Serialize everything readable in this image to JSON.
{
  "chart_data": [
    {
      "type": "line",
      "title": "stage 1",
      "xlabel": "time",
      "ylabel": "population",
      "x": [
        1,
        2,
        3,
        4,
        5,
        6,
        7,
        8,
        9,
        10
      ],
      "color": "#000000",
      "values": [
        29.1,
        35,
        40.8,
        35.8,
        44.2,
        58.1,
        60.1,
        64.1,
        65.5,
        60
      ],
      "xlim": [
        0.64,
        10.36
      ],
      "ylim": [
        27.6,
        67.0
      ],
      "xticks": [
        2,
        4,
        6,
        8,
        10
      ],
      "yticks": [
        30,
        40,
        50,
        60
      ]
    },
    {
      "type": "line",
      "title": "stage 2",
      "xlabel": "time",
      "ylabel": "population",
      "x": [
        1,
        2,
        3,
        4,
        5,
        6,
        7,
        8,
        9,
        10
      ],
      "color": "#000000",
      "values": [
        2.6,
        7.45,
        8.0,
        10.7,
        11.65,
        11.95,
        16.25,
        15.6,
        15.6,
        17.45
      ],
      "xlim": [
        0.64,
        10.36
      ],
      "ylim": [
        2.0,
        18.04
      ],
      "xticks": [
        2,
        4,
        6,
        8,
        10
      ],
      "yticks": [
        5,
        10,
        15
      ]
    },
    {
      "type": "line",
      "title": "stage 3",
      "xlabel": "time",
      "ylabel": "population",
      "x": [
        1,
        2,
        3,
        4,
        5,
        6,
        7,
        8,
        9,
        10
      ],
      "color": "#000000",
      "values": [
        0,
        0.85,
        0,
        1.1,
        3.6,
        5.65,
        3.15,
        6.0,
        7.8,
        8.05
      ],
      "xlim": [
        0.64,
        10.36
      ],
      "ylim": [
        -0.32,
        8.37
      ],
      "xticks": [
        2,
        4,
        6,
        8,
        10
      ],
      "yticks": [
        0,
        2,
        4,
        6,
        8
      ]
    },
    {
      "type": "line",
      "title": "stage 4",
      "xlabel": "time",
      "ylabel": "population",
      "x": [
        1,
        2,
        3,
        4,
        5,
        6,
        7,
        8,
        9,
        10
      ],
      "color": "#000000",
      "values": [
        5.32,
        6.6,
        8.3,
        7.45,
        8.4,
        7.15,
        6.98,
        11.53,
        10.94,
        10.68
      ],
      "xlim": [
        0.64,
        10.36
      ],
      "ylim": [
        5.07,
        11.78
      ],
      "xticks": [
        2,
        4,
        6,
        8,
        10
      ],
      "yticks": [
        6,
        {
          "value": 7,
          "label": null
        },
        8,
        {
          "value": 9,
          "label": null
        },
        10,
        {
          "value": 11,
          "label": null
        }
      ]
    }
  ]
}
##########
_Directions for this task:_
Write out all the data again, exactly as it appears.

_Written solution:_
Serialize everything readable in this image to JSON.
{
  "chart_data": [
    {
      "type": "line",
      "title": "stage 1",
      "xlabel": "time",
      "ylabel": "population",
      "x": [
        1,
        2,
        3,
        4,
        5,
        6,
        7,
        8,
        9,
        10
      ],
      "color": "#000000",
      "values": [
        29.1,
        35,
        40.8,
        35.8,
        44.2,
        58.1,
        60.1,
        64.1,
        65.5,
        60
      ],
      "xlim": [
        0.64,
        10.36
      ],
      "ylim": [
        27.6,
        67.0
      ],
      "xticks": [
        2,
        4,
        6,
        8,
        10
      ],
      "yticks": [
        30,
        40,
        50,
        60
      ]
    },
    {
      "type": "line",
      "title": "stage 2",
      "xlabel": "time",
      "ylabel": "population",
      "x": [
        1,
        2,
        3,
        4,
        5,
        6,
        7,
        8,
        9,
        10
      ],
      "color": "#000000",
      "values": [
        2.6,
        7.45,
        8.0,
        10.7,
        11.65,
        11.95,
        16.25,
        15.6,
        15.6,
        17.45
      ],
      "xlim": [
        0.64,
        10.36
      ],
      "ylim": [
        2.0,
        18.04
      ],
      "xticks": [
        2,
        4,
        6,
        8,
        10
      ],
      "yticks": [
        5,
        10,
        15
      ]
    },
    {
      "type": "line",
      "title": "stage 3",
      "xlabel": "time",
      "ylabel": "population",
      "x": [
        1,
        2,
        3,
        4,
        5,
        6,
        7,
        8,
        9,
        10
      ],
      "color": "#000000",
      "values": [
        0,
        0.85,
        0,
        1.1,
        3.6,
        5.65,
        3.15,
        6.0,
        7.8,
        8.05
      ],
      "xlim": [
        0.64,
        10.36
      ],
      "ylim": [
        -0.32,
        8.37
      ],
      "xticks": [
        2,
        4,
        6,
        8,
        10
      ],
      "yticks": [
        0,
        2,
        4,
        6,
        8
      ]
    },
    {
      "type": "line",
      "title": "stage 4",
      "xlabel": "time",
      "ylabel": "population",
      "x": [
        1,
        2,
        3,
        4,
        5,
        6,
        7,
        8,
        9,
        10
      ],
      "color": "#000000",
      "values": [
        5.32,
        6.6,
        8.3,
        7.45,
        8.4,
        7.15,
        6.98,
        11.53,
        10.94,
        10.68
      ],
      "xlim": [
        0.64,
        10.36
      ],
      "ylim": [
        5.07,
        11.78
      ],
      "xticks": [
        2,
        4,
        6,
        8,
        10
      ],
      "yticks": [
        6,
        {
          "value": 7,
          "label": null
        },
        8,
        {
          "value": 9,
          "label": null
        },
        10,
        {
          "value": 11,
          "label": null
        }
      ]
    }
  ]
}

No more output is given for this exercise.